DESCRIPTION OF THE TASK: Copy each line of the records that holds the string "this".

EXERCISE DATA:
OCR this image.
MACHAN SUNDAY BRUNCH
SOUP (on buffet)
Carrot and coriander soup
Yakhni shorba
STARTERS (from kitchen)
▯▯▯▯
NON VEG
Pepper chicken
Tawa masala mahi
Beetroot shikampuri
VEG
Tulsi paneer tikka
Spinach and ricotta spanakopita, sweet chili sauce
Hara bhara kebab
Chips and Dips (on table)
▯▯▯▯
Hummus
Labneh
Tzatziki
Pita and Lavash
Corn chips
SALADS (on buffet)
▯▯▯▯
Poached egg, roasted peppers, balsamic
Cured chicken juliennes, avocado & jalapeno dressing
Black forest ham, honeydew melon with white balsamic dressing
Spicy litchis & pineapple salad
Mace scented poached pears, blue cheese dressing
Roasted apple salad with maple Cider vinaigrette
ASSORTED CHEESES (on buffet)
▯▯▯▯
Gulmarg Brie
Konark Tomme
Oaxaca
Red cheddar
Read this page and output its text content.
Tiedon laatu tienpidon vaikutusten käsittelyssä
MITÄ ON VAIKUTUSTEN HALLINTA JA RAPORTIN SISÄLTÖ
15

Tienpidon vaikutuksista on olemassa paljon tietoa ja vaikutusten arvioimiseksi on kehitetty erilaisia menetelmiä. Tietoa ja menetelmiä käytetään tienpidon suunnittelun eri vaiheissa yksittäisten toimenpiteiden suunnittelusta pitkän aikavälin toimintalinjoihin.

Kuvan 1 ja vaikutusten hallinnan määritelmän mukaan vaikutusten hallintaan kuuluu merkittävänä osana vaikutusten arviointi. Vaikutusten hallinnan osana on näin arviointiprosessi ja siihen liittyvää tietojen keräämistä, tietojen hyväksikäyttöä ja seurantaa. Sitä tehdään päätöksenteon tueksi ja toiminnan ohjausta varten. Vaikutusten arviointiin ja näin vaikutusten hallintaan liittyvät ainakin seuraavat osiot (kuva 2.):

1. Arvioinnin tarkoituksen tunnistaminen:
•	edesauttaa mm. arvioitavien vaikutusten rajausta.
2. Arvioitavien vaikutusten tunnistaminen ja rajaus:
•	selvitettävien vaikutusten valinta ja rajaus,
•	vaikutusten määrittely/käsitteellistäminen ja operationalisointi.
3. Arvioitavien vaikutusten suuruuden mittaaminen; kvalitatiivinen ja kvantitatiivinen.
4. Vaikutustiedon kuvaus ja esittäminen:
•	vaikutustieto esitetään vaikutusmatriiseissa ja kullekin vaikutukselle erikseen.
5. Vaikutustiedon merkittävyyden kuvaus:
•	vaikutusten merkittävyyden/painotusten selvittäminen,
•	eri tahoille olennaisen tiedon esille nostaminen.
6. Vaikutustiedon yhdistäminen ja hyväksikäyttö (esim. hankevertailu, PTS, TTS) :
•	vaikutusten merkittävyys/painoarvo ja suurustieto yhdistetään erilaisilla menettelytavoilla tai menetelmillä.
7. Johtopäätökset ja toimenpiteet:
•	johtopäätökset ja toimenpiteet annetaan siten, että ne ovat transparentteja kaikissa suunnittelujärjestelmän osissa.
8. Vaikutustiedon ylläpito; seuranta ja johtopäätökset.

EXERCISE ANSWER:
OCR this image.
Read this page and output its text content.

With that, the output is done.